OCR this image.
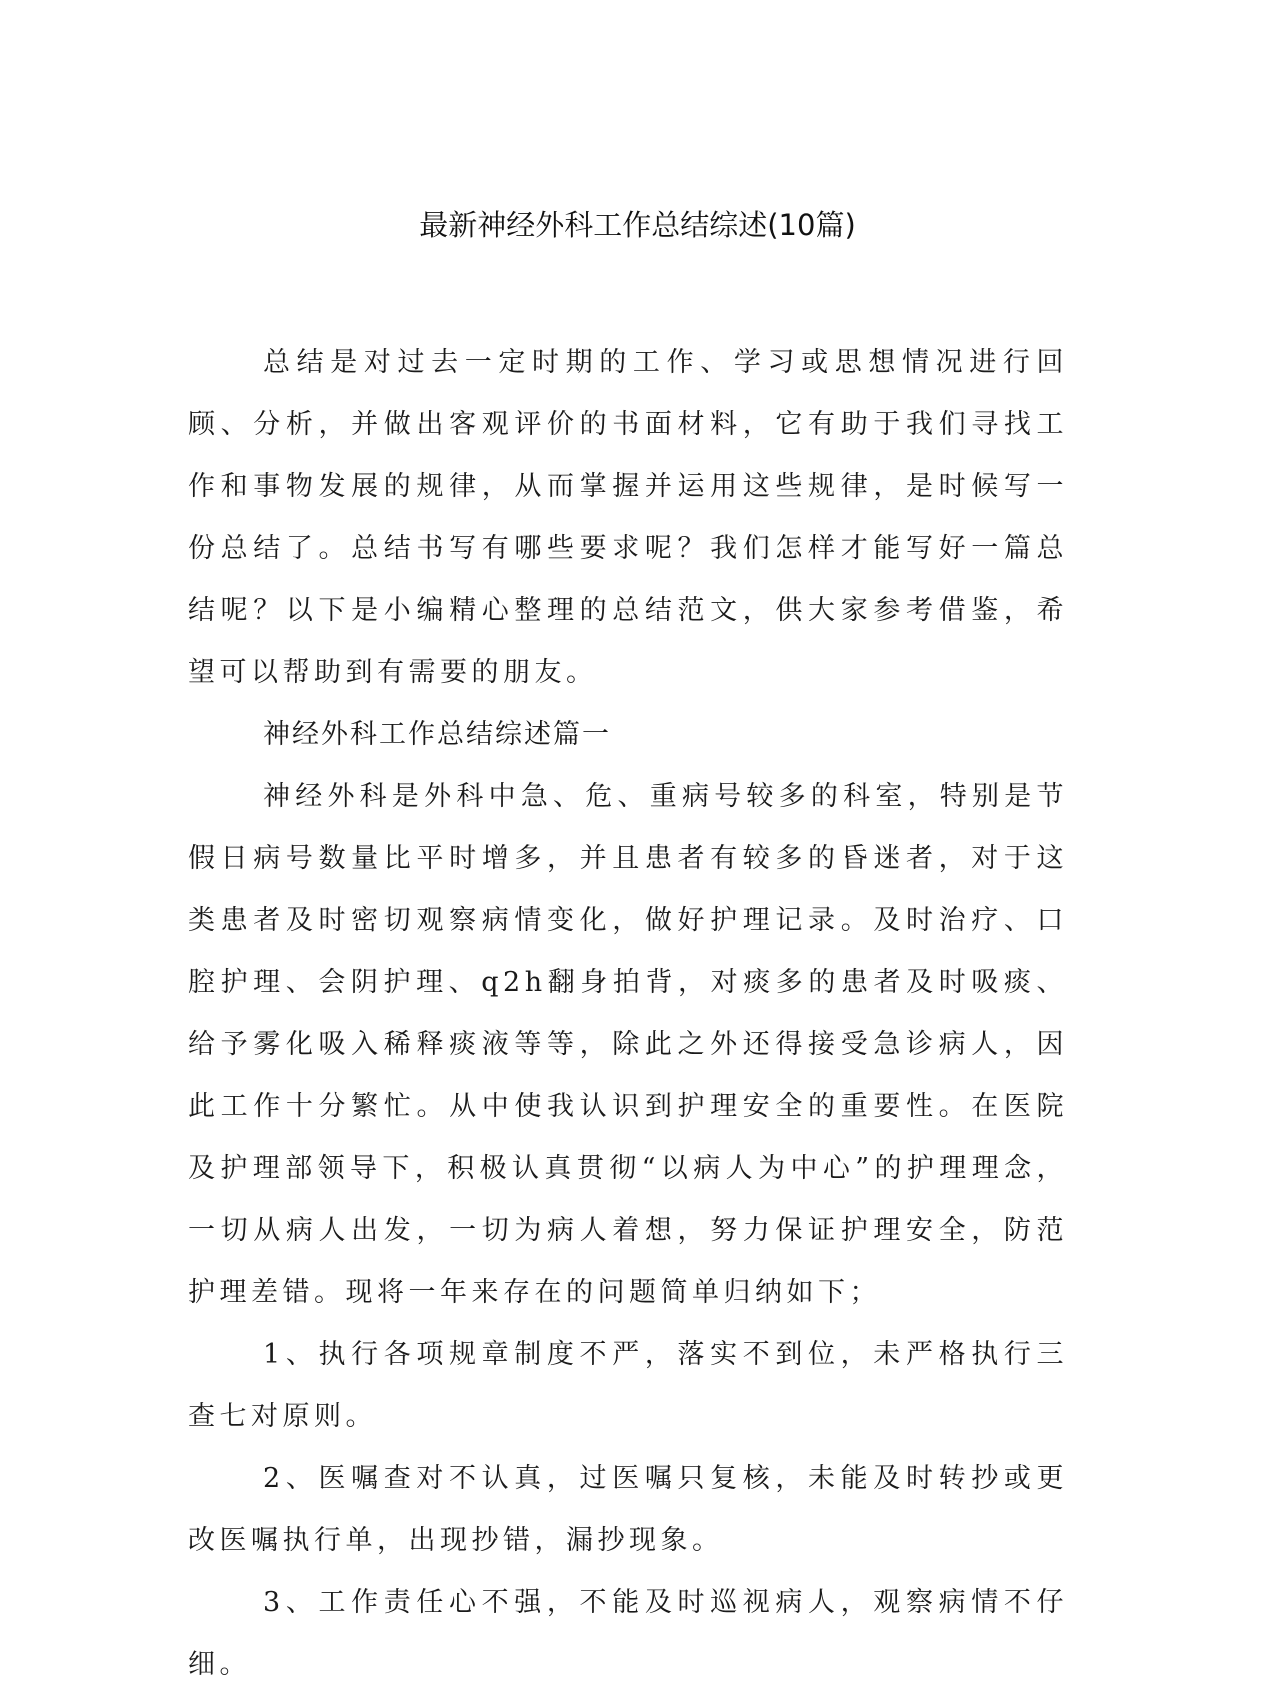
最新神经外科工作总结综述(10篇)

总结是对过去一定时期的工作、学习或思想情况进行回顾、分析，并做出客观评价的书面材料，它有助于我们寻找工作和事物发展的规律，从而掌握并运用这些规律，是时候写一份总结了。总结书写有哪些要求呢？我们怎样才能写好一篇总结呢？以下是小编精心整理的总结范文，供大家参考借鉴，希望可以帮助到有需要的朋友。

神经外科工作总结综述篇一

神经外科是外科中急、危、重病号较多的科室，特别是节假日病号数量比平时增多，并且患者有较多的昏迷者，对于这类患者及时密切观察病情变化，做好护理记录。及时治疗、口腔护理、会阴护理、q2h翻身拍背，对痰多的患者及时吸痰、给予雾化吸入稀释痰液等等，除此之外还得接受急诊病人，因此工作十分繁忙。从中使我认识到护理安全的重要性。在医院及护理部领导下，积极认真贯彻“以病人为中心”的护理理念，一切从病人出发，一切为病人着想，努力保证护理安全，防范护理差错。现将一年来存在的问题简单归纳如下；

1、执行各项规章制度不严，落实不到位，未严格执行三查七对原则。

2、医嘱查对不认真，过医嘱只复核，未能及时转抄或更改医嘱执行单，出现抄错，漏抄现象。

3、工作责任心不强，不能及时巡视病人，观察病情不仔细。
* * *
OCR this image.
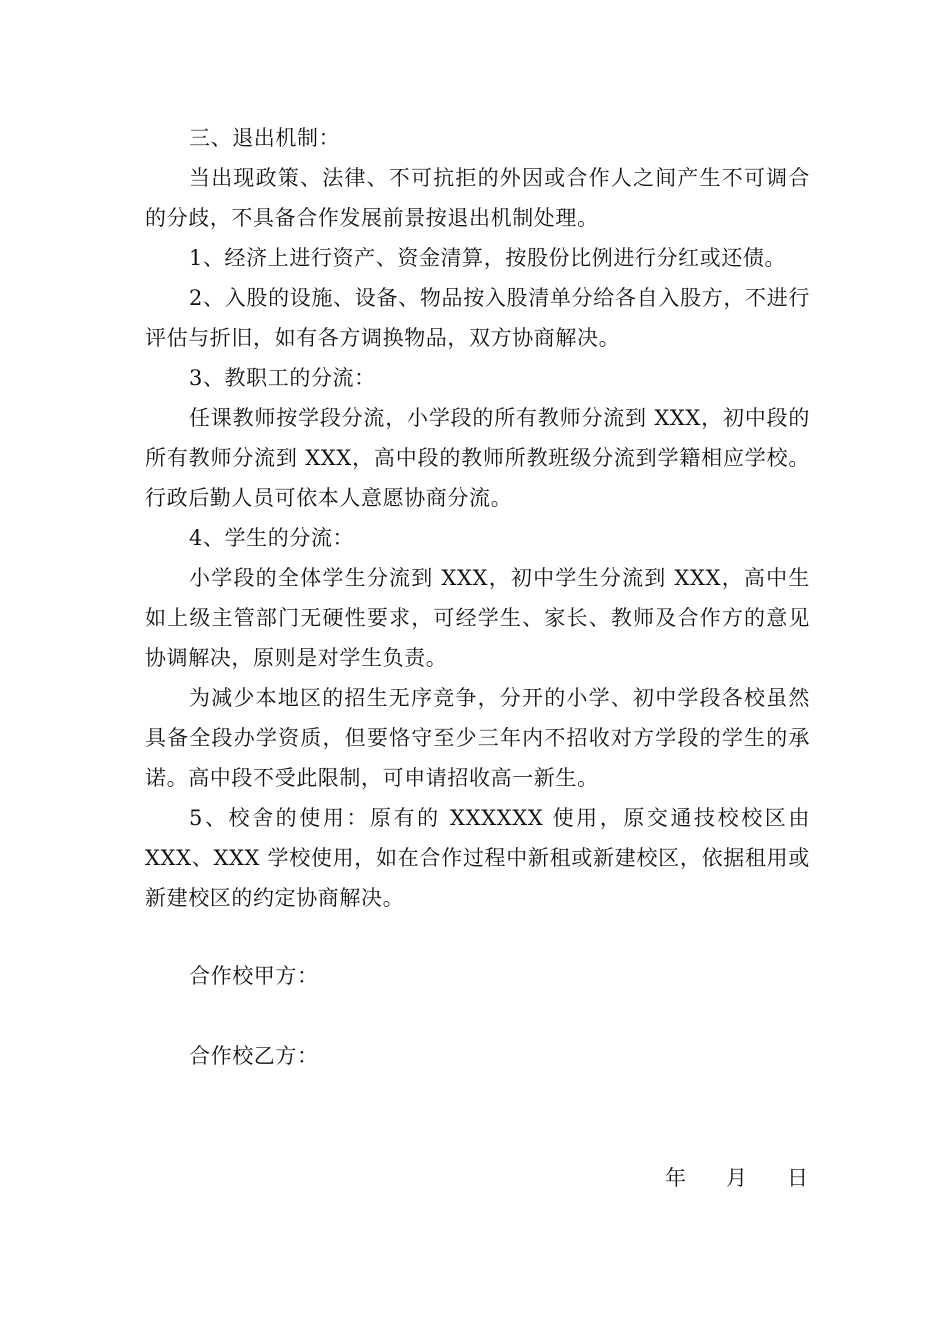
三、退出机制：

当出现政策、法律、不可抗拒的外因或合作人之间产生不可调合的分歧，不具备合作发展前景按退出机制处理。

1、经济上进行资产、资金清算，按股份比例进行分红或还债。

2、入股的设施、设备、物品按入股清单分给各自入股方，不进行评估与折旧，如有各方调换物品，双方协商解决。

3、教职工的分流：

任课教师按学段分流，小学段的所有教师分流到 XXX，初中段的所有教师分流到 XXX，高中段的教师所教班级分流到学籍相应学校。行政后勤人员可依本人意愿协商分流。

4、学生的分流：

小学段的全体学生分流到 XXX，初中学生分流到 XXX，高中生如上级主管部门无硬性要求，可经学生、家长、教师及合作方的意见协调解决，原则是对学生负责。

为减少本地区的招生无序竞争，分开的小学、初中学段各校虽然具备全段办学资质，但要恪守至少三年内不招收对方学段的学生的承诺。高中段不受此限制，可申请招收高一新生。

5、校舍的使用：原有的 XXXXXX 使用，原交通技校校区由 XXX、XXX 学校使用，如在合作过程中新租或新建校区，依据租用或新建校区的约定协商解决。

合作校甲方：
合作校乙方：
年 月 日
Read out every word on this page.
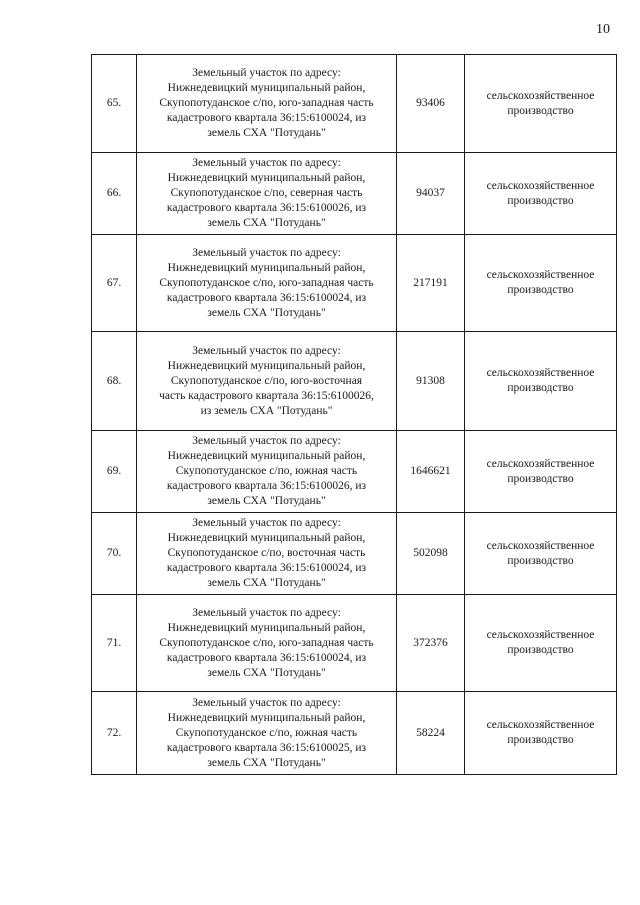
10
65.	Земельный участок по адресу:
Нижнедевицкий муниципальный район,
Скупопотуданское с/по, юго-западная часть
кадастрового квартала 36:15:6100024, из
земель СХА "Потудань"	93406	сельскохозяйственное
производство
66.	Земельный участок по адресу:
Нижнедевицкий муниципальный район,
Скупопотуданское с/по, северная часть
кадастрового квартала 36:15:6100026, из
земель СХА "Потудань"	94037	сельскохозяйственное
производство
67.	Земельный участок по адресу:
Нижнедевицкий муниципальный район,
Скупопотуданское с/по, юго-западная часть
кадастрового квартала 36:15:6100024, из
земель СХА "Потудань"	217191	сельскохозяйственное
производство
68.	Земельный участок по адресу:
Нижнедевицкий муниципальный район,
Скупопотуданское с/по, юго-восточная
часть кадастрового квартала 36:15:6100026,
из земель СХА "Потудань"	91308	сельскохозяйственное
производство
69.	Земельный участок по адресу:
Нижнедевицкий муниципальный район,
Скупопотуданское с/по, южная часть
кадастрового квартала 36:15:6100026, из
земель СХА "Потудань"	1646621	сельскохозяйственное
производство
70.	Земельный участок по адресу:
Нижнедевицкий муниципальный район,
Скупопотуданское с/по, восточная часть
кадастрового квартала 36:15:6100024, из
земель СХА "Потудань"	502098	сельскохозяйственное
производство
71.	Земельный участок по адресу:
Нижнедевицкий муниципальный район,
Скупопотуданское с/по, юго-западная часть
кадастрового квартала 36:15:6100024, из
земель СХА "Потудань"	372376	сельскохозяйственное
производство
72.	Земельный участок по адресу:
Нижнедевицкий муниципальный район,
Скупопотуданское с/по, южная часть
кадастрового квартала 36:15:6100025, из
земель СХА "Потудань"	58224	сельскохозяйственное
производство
...
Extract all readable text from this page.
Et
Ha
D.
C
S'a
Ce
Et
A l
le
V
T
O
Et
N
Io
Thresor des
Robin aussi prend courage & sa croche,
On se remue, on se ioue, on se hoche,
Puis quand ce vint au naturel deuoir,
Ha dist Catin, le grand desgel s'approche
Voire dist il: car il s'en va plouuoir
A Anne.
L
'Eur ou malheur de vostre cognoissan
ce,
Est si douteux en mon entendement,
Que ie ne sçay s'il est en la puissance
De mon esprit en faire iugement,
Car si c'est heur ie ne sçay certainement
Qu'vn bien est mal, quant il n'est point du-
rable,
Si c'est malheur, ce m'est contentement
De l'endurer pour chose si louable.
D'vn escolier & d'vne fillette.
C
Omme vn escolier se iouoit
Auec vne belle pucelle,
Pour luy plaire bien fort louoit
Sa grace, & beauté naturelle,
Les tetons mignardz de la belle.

(THE PROBLEM) Using the listing above, return all lines where the word "this" occurs.

(RESULT)
OCR this image.
OCR this image.
Read out every word on this page.
Extract all readable text from this page.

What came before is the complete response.